PROBLEM REQUIREMENTS -> Could you rewrite the listing starting at the line containing "Annotate this image: element" and ending at the line containing "candle [459,158,465,174]", changing every "candle" to "bar" and keeping everything else the same? Leave out the pictures.

DATASET CONTENT ->

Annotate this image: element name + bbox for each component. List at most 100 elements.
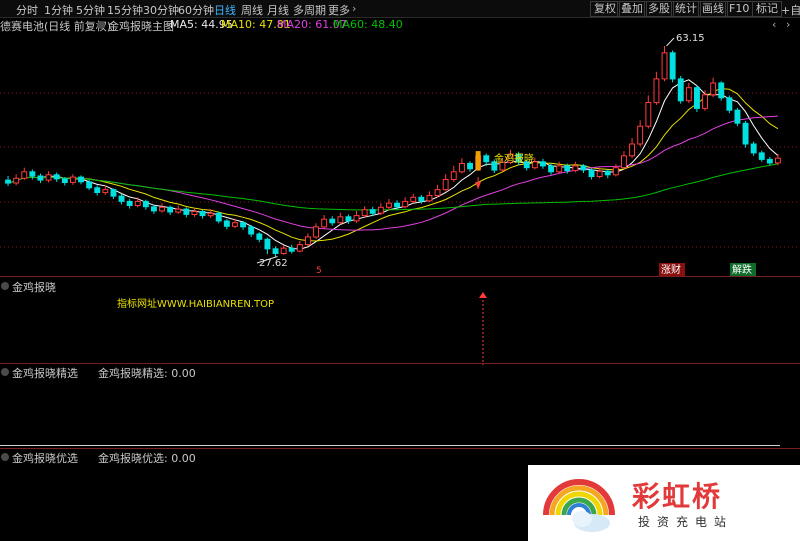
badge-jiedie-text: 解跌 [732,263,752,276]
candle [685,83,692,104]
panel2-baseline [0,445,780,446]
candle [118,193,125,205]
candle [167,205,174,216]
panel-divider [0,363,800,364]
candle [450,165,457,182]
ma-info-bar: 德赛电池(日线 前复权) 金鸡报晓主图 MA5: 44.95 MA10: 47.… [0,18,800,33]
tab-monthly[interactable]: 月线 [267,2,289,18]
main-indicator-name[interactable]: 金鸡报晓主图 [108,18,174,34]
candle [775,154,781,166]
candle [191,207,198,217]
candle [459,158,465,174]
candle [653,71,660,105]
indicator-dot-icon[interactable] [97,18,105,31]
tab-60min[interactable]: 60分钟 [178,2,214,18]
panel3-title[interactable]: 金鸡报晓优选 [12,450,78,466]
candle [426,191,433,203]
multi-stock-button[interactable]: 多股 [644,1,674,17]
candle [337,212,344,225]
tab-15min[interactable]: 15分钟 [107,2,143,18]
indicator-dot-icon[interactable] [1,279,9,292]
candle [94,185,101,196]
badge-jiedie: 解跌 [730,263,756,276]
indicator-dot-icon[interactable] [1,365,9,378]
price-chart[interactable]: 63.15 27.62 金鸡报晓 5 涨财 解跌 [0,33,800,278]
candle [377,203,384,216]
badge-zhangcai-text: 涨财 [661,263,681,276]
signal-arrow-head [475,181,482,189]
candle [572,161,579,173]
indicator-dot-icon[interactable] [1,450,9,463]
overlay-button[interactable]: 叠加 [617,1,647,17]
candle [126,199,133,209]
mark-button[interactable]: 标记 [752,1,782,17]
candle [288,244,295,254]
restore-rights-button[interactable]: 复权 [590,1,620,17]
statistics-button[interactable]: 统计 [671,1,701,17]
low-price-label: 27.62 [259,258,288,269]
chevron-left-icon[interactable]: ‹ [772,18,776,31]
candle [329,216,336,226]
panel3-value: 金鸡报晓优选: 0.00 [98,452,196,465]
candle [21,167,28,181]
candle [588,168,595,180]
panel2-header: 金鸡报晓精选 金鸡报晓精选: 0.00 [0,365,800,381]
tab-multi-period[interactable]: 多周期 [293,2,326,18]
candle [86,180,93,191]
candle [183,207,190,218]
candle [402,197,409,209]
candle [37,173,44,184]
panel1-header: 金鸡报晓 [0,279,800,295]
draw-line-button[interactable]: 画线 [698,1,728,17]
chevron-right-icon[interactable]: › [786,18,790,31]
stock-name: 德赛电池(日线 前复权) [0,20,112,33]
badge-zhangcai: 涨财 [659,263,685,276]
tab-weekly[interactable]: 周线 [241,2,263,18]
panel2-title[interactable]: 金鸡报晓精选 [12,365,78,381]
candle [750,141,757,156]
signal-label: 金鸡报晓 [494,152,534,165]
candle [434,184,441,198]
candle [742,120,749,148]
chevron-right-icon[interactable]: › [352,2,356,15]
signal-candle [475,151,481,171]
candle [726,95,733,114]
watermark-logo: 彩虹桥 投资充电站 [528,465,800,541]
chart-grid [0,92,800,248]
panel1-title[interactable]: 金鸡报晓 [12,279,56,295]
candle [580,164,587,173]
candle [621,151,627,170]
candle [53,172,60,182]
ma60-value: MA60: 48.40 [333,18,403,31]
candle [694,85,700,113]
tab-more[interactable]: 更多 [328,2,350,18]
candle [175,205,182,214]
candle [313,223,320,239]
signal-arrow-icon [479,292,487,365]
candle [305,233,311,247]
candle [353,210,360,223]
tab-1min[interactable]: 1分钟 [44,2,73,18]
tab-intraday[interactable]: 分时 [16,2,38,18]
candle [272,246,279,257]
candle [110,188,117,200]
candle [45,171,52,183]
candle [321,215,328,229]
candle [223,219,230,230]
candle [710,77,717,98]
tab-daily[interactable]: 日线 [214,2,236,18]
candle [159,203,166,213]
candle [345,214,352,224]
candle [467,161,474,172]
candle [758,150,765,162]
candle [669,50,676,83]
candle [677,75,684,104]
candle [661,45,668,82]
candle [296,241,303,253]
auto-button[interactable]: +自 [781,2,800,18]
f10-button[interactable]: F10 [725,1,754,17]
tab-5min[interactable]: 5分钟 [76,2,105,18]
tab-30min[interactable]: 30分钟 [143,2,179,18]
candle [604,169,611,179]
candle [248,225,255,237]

* * *

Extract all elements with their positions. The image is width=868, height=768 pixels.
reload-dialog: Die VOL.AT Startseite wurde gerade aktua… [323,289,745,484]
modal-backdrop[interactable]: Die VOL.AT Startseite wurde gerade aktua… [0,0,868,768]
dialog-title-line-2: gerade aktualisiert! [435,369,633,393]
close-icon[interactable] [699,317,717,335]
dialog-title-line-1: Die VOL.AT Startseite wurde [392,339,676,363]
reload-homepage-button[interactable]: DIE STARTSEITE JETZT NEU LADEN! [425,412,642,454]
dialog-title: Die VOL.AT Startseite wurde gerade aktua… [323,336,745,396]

...

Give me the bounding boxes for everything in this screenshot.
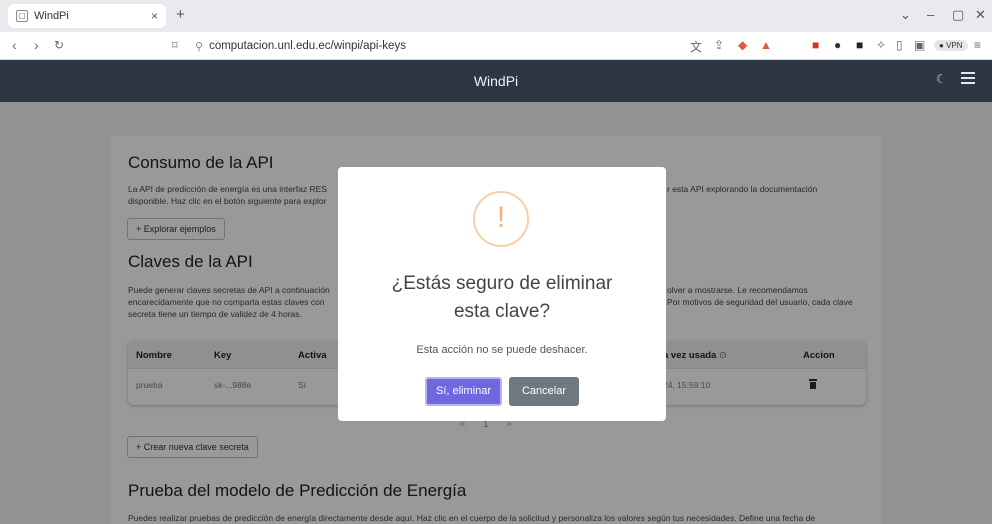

CORRECT RESPONSE ->
Annotate this image: element name + bbox for each component. List at most 100 elements.
badge-jiedie-text: 解跌 [732,263,752,276]
bar [685,83,692,104]
panel2-baseline [0,445,780,446]
bar [118,193,125,205]
bar [167,205,174,216]
panel-divider [0,363,800,364]
bar [450,165,457,182]
ma-info-bar: 德赛电池(日线 前复权) 金鸡报晓主图 MA5: 44.95 MA10: 47.… [0,18,800,33]
tab-monthly[interactable]: 月线 [267,2,289,18]
main-indicator-name[interactable]: 金鸡报晓主图 [108,18,174,34]
bar [775,154,781,166]
bar [191,207,198,217]
bar [459,158,465,174]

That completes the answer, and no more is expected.